### EXERCISE DATA ###
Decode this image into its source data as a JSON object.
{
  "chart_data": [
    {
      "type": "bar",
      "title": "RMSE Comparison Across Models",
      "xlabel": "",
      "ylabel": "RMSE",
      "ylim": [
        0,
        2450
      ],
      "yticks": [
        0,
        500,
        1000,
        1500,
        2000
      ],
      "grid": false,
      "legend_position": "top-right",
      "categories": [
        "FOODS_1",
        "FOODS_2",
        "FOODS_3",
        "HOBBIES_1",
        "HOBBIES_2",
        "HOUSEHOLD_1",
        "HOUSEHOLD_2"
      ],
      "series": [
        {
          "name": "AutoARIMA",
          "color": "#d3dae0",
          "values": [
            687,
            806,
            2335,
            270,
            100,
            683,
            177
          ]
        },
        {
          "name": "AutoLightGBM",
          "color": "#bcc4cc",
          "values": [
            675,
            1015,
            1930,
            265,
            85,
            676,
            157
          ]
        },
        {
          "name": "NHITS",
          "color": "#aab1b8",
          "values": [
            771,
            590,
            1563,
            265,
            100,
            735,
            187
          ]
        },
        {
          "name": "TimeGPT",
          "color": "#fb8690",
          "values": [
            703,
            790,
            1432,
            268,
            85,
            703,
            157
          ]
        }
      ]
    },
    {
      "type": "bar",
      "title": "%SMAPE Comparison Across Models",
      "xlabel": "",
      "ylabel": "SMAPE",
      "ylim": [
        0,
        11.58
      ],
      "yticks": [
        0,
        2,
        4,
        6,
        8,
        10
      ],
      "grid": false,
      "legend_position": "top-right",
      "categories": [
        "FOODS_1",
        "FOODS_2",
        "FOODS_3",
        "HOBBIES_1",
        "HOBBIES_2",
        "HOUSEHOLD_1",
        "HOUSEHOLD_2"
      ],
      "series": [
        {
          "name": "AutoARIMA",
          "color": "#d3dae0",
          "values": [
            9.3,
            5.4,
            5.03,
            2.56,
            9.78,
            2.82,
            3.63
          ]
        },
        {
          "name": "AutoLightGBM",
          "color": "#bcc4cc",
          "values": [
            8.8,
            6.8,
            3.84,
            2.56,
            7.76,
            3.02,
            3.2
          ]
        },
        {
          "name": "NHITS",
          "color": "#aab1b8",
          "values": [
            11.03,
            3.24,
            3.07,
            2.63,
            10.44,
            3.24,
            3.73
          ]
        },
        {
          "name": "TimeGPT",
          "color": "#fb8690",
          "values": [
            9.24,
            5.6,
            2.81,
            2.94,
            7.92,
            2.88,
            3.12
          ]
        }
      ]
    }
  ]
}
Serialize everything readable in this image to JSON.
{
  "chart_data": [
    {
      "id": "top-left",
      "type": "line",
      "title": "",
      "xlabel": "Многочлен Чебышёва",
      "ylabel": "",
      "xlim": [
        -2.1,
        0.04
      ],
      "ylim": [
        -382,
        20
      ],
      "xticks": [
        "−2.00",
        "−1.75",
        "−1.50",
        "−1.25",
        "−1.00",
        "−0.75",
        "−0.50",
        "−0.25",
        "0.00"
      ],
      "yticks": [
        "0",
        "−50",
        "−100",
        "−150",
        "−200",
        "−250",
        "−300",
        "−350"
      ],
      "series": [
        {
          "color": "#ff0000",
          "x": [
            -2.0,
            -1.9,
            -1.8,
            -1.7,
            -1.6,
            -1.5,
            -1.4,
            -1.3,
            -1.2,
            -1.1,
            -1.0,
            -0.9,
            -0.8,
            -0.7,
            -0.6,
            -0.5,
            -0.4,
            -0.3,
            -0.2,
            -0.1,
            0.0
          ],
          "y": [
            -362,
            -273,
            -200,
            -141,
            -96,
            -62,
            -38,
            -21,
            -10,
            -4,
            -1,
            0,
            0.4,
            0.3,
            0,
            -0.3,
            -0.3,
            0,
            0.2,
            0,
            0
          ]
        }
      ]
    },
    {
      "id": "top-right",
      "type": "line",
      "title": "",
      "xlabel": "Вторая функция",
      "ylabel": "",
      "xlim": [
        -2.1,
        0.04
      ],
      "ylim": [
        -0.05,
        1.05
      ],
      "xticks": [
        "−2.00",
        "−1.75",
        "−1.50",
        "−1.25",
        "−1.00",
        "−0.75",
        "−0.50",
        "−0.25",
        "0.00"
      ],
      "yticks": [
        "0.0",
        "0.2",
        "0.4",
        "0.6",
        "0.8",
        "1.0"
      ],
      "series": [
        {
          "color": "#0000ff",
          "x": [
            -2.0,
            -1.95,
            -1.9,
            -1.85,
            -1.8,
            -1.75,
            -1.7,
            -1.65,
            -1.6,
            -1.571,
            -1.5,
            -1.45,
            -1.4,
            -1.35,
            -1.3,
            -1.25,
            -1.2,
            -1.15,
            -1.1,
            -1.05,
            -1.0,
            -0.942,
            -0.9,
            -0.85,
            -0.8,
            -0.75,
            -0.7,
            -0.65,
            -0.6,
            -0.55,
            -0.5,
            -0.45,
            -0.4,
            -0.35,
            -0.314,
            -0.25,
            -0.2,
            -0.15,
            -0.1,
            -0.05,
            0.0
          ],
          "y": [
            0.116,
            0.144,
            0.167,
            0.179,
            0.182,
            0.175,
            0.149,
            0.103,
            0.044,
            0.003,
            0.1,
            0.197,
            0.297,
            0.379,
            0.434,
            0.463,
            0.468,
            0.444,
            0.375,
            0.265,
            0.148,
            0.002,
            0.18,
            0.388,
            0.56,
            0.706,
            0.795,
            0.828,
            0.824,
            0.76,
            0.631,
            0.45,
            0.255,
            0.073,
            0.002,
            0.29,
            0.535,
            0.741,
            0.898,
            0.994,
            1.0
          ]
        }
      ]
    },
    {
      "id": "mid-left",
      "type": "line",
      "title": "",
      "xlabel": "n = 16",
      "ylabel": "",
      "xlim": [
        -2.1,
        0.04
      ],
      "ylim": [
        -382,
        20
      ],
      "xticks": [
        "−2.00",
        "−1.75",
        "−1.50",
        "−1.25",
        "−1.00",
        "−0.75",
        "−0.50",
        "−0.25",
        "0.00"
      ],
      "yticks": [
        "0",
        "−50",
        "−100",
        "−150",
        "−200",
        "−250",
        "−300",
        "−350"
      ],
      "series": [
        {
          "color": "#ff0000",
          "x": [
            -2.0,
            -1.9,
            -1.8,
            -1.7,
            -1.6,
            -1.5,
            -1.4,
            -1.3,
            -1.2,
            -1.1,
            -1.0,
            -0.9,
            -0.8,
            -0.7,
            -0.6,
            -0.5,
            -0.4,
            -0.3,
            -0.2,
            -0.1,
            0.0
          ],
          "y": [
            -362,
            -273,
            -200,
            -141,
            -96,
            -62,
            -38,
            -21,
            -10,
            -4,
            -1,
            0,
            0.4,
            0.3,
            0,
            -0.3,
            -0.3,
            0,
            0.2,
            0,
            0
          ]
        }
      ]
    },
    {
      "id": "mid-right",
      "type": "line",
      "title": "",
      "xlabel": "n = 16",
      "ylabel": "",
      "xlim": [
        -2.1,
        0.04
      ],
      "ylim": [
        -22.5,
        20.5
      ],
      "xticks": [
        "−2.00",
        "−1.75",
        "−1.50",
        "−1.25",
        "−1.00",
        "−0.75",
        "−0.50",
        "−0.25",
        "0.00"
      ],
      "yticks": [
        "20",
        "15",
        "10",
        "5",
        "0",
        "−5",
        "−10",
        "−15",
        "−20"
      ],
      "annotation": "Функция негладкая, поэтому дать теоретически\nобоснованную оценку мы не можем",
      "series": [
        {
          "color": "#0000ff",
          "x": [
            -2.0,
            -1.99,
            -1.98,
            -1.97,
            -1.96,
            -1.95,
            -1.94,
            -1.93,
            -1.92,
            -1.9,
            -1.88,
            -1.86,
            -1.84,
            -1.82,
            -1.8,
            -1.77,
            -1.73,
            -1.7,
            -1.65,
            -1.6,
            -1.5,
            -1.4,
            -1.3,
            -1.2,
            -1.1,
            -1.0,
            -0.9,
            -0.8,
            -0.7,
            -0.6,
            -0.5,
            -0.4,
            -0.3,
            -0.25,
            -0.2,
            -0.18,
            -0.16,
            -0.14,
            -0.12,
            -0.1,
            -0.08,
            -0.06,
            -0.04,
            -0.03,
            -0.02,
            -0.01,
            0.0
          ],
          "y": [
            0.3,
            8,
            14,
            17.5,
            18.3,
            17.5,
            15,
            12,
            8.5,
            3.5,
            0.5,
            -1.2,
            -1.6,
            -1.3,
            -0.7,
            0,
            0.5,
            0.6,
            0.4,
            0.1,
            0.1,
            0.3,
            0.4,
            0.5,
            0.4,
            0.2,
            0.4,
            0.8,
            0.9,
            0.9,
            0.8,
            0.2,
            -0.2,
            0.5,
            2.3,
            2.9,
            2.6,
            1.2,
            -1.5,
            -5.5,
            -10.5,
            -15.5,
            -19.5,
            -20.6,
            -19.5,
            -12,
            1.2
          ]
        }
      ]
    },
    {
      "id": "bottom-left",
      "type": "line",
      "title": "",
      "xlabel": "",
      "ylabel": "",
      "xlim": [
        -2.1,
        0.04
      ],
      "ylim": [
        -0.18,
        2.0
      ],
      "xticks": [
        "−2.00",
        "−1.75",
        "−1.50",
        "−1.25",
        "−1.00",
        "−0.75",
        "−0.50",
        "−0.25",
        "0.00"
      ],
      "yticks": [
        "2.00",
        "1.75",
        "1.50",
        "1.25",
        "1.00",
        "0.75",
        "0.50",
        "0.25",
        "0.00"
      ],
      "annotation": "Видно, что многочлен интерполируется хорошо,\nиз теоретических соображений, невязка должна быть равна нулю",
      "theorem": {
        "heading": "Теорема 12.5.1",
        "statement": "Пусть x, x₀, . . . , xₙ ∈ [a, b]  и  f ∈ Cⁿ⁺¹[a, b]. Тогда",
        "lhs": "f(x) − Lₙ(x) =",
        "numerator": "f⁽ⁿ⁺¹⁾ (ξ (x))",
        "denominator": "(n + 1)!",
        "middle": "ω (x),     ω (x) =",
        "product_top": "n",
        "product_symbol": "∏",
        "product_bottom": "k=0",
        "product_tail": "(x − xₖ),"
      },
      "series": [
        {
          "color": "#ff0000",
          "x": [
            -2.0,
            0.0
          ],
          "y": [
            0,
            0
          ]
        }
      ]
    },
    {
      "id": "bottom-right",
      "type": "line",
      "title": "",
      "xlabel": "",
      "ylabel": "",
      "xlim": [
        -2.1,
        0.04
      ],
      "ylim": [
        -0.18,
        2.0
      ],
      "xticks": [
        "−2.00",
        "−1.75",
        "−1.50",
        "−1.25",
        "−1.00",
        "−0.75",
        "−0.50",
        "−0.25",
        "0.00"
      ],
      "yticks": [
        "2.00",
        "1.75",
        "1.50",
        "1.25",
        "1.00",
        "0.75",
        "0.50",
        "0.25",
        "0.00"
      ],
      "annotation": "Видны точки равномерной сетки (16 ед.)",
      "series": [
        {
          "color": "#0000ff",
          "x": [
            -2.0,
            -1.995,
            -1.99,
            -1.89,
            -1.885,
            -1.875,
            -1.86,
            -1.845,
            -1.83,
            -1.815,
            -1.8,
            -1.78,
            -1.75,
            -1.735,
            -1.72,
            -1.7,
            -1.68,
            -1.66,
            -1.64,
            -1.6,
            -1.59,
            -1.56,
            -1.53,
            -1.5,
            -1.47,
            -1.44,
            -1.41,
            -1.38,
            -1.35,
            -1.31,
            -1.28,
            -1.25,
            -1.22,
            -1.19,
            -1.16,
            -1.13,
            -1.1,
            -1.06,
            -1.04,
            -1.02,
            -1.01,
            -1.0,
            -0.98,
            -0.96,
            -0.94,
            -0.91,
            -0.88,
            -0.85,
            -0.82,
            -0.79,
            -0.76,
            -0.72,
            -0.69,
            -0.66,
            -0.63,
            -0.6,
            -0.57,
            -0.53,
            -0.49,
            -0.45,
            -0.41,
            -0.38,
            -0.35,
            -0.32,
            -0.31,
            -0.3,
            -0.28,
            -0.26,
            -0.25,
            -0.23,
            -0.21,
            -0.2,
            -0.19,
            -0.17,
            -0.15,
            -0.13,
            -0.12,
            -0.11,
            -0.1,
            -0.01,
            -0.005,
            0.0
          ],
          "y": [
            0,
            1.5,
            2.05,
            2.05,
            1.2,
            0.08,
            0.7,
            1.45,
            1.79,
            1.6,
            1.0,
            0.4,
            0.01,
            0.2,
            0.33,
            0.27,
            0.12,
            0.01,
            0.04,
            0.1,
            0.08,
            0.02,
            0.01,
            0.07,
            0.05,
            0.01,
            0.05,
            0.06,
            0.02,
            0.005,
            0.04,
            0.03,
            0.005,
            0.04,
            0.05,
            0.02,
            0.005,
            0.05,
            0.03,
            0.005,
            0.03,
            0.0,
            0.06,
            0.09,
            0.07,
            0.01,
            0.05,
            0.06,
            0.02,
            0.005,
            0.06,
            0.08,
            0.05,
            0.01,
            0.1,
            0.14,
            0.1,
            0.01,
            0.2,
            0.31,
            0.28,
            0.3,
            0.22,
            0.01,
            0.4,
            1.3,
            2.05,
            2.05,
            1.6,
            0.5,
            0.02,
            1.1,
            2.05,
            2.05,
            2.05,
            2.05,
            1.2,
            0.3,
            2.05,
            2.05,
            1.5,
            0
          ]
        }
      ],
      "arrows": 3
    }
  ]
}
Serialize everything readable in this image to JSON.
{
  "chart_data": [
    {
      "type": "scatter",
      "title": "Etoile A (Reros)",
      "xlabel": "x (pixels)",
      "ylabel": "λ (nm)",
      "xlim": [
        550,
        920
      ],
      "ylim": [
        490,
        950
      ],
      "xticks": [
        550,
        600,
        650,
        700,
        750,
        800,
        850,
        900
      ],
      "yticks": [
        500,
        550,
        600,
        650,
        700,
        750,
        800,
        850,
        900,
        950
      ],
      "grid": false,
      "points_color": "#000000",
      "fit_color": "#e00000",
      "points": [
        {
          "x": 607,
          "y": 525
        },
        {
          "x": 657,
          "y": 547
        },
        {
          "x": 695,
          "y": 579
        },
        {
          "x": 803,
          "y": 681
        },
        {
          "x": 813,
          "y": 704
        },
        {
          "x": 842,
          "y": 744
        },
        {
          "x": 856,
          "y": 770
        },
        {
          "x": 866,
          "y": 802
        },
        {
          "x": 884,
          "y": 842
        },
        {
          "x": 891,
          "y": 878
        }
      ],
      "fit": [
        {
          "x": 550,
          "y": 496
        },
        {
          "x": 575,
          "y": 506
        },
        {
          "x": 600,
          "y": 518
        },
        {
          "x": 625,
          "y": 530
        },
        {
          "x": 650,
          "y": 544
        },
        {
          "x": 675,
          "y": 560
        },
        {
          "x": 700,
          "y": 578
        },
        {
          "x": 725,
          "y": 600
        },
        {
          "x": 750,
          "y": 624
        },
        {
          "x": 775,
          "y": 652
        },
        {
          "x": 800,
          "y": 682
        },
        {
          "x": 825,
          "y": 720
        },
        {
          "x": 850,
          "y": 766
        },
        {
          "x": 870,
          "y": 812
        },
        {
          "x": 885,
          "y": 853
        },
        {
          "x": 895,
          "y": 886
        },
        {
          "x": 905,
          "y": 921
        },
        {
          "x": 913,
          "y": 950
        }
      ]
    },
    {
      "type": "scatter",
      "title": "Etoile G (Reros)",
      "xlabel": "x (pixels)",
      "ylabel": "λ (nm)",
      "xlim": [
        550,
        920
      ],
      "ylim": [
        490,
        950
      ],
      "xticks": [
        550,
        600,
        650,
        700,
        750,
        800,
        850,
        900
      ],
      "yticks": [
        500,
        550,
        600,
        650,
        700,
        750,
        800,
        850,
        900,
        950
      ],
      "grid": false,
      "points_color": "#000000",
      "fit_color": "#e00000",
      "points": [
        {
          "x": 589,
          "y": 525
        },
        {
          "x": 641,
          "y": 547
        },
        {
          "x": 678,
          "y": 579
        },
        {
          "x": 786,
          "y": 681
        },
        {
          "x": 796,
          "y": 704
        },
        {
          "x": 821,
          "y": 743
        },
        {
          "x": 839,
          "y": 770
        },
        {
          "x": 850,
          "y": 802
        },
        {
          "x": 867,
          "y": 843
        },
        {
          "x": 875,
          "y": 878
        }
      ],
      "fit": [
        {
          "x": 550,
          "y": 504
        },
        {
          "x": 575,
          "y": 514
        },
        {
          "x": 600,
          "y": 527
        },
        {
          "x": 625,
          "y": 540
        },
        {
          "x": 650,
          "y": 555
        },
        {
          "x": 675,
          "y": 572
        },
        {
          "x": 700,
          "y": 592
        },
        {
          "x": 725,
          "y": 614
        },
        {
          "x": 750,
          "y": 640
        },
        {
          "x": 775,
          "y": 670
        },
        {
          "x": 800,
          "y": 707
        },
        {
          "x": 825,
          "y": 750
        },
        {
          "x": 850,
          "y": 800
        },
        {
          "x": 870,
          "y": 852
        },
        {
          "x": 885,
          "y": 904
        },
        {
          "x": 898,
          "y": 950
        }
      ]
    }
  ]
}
###
- _WHAT IS ASKED_
Find all lines with "left" in them and copy each one.

- _RESULT FOR THIS EXERCISE_
      "id": "top-left",
      "id": "mid-left",
      "id": "bottom-left",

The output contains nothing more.